Do this - Report how many lines in the listing below include the word "name". Write nothing besides the number.

Records supplied -
* * *

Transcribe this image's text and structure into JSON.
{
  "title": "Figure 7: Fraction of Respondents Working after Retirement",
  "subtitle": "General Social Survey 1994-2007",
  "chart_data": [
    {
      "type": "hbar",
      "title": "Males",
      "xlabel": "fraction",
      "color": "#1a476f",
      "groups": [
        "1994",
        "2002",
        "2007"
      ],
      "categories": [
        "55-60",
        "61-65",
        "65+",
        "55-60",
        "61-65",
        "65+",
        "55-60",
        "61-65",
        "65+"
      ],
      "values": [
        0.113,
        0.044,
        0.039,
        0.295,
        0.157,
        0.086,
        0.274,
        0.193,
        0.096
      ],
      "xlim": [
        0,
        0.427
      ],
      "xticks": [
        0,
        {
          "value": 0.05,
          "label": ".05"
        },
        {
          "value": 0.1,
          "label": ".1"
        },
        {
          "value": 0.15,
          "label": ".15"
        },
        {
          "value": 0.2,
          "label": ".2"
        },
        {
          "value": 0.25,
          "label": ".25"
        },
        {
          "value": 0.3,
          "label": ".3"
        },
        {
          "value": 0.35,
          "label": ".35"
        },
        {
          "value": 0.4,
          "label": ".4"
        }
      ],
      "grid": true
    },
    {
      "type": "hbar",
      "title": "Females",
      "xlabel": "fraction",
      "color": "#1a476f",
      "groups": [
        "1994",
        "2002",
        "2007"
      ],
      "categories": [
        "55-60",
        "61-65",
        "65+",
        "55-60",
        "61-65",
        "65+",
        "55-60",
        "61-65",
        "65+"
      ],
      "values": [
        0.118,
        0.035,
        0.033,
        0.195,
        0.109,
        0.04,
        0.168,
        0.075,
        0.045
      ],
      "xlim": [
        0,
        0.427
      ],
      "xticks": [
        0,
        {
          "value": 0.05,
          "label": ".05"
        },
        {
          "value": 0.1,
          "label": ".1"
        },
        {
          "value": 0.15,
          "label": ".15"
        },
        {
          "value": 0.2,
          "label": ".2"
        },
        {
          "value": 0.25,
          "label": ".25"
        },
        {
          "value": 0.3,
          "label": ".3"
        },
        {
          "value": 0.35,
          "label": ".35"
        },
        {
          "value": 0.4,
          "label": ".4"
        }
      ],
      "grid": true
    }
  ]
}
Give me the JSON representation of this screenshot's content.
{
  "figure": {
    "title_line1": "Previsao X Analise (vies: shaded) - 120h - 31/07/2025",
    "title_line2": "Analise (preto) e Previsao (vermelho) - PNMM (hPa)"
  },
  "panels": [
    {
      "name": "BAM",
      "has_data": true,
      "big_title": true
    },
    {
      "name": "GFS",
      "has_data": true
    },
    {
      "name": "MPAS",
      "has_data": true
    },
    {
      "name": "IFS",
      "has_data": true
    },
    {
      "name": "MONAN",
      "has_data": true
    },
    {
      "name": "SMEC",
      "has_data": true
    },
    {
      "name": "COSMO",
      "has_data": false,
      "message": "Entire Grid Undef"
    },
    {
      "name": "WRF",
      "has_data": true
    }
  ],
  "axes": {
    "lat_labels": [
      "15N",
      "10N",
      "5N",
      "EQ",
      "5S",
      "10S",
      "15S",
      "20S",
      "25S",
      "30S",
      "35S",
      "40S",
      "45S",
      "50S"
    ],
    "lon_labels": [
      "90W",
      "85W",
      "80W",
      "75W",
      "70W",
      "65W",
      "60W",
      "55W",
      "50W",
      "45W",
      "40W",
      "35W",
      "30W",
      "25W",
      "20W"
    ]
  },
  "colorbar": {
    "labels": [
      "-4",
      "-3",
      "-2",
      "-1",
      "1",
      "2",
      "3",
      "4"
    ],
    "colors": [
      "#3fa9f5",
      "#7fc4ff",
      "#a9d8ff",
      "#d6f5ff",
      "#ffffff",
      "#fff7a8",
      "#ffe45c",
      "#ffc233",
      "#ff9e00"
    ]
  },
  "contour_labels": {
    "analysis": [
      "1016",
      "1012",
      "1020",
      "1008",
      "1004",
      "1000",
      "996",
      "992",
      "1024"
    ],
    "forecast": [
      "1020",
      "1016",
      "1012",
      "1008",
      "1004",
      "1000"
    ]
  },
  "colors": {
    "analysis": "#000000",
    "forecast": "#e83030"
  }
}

* * *

Answer to the problem - 8